Task objective:
Gather all lines from the material that contain "Search".

Given records:
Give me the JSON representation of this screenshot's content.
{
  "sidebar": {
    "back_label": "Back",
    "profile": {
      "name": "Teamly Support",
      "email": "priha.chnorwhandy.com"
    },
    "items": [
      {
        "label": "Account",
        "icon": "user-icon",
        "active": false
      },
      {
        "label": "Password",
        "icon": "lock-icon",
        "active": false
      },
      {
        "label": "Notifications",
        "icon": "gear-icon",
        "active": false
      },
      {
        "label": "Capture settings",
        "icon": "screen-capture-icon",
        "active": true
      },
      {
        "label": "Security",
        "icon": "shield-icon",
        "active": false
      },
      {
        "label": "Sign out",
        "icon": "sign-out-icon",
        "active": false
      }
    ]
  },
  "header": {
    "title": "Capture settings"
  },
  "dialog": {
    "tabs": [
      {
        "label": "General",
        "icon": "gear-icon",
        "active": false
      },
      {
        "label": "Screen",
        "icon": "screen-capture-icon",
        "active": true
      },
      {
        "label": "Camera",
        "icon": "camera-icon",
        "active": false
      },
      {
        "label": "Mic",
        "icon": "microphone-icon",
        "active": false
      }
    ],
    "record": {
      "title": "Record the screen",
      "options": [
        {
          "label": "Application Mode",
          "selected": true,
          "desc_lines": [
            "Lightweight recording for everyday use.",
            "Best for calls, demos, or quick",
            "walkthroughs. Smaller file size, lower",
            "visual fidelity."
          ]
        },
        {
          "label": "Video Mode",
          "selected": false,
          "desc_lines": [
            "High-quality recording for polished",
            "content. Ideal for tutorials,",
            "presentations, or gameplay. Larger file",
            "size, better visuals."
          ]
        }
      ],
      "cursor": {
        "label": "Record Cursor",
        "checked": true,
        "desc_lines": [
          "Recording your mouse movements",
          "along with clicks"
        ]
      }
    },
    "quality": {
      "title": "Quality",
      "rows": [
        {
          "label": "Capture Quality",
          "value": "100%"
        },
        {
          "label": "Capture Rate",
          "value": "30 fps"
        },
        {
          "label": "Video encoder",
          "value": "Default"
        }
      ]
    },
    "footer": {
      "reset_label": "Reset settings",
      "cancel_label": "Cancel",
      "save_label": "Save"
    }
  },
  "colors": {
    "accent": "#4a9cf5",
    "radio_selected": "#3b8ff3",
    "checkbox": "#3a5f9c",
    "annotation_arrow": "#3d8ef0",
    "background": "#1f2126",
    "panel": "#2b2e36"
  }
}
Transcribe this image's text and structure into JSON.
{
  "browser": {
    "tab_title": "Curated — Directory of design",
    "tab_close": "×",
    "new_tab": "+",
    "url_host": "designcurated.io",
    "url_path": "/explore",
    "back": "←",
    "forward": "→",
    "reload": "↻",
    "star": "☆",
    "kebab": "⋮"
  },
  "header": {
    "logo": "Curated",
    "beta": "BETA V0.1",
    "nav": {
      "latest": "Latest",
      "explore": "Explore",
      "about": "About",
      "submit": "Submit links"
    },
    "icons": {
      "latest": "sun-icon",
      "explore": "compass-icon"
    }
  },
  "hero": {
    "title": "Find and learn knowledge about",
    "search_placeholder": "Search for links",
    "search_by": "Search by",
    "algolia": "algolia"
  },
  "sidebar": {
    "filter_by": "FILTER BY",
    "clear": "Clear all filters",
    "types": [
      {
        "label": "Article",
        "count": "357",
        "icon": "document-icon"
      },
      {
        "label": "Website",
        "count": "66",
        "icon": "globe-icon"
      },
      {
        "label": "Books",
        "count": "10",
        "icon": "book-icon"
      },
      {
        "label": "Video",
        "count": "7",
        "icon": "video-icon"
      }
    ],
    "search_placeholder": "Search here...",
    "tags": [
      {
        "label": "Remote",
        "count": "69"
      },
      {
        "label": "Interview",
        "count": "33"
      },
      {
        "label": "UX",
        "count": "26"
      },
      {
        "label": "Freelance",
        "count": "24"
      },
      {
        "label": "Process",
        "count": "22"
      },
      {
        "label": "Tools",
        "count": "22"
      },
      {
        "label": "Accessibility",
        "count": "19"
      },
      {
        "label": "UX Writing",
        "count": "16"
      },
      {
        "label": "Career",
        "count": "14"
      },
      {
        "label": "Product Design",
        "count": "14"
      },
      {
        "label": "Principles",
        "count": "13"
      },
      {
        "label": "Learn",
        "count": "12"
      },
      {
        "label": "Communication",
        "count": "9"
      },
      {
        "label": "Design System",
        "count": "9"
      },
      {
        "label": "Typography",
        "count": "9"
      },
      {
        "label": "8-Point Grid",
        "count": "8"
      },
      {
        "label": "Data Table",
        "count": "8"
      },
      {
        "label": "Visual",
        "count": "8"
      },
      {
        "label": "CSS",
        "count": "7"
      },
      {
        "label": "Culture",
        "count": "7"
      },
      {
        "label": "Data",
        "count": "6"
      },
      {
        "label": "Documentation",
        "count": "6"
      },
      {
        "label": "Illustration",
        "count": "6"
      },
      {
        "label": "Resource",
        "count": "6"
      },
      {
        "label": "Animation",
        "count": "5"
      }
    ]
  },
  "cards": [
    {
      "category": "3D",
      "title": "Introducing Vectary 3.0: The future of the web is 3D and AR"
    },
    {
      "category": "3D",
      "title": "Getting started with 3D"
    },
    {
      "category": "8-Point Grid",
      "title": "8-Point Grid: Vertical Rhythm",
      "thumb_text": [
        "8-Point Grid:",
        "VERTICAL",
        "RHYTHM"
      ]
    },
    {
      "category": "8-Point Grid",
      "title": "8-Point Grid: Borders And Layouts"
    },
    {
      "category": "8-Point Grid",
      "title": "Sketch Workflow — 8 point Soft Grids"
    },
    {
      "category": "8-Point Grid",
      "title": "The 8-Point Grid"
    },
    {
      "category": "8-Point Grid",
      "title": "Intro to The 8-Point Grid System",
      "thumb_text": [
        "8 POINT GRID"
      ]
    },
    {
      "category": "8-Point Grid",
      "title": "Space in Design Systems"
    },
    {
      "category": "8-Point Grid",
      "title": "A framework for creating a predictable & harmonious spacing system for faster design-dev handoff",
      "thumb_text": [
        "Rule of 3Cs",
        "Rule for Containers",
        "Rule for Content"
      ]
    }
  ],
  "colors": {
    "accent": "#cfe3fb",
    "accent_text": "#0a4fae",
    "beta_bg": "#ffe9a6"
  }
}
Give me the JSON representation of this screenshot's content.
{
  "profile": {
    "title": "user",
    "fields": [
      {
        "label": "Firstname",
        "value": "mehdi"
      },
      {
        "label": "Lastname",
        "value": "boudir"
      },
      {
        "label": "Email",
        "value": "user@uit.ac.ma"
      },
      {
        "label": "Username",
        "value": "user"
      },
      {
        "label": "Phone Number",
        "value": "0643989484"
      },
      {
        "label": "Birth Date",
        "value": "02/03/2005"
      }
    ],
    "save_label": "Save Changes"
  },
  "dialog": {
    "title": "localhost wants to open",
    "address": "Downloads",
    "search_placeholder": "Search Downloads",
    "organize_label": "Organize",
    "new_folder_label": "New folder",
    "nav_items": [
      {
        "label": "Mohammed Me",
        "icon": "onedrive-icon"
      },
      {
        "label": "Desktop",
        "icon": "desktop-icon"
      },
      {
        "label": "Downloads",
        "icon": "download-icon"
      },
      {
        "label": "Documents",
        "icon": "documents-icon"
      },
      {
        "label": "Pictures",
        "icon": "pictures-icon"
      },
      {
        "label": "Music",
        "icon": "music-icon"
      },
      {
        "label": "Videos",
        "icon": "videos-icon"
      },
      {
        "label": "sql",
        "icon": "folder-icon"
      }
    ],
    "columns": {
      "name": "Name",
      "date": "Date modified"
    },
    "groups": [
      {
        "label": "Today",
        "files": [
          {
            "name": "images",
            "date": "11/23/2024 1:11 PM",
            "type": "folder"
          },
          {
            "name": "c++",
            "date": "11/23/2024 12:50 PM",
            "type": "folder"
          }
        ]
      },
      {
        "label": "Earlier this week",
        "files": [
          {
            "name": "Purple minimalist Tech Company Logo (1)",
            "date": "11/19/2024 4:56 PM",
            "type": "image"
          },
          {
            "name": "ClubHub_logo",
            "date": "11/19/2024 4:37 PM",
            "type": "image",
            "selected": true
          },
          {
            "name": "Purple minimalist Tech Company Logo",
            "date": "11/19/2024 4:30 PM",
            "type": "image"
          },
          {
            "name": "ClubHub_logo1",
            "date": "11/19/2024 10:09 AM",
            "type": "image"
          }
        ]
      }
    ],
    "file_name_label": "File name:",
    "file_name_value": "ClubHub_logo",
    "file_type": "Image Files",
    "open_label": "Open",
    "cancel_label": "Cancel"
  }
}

Result:
    "search_placeholder": "Search for links",
    "search_by": "Search by",
    "search_placeholder": "Search here...",
    "search_placeholder": "Search Downloads",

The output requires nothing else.